[BEGIN]

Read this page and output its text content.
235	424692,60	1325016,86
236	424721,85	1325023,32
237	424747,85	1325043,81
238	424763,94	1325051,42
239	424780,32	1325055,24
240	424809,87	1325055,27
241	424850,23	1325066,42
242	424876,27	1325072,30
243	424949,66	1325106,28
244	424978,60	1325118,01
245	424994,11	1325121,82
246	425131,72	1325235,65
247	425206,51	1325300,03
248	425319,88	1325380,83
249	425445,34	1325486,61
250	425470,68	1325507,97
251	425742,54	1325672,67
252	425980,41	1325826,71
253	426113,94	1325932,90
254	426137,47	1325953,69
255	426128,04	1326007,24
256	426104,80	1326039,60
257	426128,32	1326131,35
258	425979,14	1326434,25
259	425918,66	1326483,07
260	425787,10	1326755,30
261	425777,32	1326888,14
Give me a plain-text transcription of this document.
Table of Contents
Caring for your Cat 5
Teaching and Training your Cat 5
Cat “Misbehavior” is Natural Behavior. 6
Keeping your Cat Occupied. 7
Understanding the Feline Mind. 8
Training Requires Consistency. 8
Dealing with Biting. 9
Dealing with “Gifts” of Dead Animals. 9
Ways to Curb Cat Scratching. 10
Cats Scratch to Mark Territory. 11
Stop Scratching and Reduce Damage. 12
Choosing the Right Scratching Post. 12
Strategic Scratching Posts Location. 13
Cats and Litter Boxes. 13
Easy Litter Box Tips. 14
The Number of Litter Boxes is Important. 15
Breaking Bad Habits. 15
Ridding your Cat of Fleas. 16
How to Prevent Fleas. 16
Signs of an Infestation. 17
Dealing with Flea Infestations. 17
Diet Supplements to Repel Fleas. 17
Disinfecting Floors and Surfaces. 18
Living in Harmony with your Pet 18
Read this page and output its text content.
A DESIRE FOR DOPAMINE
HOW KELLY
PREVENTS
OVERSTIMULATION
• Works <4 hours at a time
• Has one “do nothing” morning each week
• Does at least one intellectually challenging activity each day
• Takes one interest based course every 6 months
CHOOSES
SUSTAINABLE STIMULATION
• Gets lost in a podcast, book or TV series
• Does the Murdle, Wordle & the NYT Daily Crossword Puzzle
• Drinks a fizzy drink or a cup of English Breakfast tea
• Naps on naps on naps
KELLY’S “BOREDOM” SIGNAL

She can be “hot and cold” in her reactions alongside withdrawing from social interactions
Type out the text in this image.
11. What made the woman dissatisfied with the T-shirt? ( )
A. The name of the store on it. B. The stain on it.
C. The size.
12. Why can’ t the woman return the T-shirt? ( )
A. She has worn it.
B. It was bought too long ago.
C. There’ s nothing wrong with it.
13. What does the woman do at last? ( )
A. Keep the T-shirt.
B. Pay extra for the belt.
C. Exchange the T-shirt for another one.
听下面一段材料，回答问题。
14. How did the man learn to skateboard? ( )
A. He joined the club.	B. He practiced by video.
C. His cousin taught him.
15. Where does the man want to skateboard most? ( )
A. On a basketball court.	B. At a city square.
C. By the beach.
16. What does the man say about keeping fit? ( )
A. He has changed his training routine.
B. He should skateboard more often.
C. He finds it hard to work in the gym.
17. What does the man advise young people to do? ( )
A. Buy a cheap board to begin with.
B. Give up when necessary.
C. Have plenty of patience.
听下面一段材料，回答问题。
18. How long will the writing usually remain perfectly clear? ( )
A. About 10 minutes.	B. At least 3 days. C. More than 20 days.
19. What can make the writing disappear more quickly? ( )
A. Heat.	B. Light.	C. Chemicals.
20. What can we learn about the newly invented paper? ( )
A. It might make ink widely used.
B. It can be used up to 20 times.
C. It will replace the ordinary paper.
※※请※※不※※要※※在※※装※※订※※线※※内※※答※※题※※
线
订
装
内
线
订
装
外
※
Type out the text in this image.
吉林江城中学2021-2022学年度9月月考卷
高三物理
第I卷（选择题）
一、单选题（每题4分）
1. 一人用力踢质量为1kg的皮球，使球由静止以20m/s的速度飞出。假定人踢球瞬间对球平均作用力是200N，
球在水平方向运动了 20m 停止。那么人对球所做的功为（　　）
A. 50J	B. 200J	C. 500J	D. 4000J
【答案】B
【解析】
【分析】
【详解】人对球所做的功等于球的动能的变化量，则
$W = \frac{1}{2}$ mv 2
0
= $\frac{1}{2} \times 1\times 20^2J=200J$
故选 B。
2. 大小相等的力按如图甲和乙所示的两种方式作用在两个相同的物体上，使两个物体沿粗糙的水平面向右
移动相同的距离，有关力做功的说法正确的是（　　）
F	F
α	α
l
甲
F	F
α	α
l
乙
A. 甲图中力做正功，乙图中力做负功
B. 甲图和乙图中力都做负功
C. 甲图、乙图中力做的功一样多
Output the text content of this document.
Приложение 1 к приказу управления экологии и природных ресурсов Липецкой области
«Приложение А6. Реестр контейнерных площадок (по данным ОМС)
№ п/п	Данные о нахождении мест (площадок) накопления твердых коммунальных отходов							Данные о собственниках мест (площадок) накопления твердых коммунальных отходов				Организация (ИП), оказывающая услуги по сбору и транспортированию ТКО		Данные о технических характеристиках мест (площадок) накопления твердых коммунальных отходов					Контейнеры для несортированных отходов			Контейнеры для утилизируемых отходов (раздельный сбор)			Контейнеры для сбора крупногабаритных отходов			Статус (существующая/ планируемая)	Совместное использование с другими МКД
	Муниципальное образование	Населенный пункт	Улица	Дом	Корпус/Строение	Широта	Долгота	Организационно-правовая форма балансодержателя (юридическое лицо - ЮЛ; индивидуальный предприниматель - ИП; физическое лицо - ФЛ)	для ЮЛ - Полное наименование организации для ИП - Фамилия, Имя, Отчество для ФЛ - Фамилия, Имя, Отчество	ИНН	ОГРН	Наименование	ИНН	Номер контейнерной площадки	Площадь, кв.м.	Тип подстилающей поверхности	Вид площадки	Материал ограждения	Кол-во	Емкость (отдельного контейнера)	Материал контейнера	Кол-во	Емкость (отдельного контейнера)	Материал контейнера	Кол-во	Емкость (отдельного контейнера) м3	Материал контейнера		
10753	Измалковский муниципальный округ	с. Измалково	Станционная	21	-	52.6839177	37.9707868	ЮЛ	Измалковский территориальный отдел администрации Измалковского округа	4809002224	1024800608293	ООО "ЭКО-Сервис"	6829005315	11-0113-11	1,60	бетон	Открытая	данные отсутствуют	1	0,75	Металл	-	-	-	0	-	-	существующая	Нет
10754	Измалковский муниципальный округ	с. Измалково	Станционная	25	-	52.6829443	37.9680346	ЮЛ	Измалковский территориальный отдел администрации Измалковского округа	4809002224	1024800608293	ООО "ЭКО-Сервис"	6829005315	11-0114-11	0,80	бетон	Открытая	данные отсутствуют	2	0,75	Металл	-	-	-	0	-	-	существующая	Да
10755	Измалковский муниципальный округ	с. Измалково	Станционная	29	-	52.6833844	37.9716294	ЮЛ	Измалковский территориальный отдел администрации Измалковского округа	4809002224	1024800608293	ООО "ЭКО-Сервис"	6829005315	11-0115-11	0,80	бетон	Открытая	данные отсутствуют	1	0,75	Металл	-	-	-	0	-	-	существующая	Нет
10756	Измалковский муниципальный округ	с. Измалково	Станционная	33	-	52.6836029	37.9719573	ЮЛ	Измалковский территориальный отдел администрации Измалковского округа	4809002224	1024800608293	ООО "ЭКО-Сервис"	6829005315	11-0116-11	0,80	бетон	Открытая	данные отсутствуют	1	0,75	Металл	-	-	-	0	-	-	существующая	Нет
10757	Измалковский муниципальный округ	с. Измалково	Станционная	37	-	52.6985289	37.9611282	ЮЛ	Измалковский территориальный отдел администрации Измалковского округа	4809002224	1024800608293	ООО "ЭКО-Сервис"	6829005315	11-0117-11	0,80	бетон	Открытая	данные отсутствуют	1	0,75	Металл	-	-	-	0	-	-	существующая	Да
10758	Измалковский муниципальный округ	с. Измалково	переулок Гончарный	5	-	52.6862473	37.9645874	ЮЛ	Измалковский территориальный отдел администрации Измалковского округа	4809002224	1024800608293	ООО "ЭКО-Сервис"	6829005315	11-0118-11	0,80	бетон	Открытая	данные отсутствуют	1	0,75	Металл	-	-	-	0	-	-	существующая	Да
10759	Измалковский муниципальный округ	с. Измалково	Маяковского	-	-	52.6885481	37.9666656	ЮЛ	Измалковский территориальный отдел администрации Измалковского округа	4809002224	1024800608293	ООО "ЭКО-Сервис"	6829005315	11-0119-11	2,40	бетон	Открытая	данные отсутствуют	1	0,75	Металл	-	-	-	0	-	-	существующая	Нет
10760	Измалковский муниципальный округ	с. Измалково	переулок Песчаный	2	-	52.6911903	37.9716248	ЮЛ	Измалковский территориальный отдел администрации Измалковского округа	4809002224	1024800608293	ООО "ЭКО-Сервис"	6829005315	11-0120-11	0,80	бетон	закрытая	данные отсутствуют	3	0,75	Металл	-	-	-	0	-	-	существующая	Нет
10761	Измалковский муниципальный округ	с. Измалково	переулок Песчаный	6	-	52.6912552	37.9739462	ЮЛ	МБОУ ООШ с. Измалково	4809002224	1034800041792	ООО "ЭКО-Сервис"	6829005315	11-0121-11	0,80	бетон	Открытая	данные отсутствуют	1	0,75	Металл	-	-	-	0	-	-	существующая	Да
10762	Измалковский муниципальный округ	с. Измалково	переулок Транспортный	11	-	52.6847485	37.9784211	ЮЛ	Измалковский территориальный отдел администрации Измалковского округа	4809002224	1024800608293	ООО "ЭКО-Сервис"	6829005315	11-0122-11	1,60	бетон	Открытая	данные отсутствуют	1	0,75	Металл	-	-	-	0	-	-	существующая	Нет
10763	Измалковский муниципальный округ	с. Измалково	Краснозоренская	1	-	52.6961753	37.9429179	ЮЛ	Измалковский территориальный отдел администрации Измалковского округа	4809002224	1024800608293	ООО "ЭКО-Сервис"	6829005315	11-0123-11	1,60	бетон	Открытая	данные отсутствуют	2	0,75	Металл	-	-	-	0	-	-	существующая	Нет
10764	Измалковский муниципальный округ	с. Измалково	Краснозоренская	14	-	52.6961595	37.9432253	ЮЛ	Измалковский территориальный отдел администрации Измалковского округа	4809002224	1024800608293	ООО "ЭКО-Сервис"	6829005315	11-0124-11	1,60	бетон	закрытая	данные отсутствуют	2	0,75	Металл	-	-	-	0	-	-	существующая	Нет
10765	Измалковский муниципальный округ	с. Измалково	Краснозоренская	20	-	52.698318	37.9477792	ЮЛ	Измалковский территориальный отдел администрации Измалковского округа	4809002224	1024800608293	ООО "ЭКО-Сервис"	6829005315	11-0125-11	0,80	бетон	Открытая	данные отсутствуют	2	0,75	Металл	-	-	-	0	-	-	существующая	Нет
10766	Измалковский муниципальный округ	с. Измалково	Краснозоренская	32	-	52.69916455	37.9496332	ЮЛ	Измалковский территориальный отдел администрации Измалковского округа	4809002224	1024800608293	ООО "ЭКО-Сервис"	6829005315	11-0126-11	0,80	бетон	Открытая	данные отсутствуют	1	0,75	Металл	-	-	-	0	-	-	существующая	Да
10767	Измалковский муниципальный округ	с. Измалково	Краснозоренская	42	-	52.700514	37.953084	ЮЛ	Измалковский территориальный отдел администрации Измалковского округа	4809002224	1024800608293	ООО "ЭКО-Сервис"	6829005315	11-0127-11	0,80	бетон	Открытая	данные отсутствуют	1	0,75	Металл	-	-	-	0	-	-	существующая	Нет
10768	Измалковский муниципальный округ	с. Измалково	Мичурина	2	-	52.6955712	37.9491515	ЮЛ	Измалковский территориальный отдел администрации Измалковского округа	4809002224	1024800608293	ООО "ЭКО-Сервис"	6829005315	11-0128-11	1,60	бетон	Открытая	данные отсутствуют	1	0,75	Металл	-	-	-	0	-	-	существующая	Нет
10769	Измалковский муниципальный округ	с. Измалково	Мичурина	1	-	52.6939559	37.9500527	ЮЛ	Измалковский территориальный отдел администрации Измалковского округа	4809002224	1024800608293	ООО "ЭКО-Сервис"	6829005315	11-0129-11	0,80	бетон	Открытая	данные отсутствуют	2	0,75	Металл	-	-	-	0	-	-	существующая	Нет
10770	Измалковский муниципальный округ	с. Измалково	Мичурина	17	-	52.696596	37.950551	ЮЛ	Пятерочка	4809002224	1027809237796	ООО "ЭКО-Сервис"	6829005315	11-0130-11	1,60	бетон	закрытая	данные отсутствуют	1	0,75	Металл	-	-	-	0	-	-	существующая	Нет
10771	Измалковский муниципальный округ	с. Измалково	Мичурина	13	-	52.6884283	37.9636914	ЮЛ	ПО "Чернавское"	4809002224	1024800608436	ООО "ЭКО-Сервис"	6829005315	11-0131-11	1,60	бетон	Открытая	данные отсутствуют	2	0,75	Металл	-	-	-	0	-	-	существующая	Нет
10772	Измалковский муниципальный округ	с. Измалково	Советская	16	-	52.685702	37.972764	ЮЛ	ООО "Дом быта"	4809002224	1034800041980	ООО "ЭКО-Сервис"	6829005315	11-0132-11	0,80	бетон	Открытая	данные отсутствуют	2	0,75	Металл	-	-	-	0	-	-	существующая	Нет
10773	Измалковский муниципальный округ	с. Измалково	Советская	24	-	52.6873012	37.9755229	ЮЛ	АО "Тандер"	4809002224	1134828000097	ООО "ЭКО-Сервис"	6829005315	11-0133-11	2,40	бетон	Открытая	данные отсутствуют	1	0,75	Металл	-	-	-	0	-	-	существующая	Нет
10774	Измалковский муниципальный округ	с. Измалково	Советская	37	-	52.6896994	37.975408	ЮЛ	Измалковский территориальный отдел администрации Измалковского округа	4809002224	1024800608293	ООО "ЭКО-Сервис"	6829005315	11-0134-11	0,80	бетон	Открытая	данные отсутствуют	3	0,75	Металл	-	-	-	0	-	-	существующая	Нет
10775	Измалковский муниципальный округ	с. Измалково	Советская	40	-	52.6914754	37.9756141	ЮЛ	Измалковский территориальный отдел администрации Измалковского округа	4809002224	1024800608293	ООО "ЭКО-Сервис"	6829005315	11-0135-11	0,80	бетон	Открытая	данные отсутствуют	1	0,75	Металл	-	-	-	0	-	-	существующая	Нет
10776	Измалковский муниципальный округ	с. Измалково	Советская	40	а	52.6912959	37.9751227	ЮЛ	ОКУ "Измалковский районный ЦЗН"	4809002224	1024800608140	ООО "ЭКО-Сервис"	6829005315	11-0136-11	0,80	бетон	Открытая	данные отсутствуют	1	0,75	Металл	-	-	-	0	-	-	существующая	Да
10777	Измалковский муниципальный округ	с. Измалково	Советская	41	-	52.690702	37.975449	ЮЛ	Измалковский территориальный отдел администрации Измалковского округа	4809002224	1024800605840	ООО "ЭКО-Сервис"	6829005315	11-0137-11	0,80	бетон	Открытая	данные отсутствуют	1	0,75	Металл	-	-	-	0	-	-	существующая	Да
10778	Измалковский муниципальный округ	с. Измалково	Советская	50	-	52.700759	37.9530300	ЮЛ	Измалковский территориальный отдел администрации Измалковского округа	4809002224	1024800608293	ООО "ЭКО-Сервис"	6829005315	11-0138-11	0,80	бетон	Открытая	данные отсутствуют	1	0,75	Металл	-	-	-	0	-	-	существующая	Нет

[END]

— WHAT YOU SHOULD DO —
Lines of the listing that contain the word "woman" are to be counted; report only their number.

— SOLUTION TO THIS TASK —
3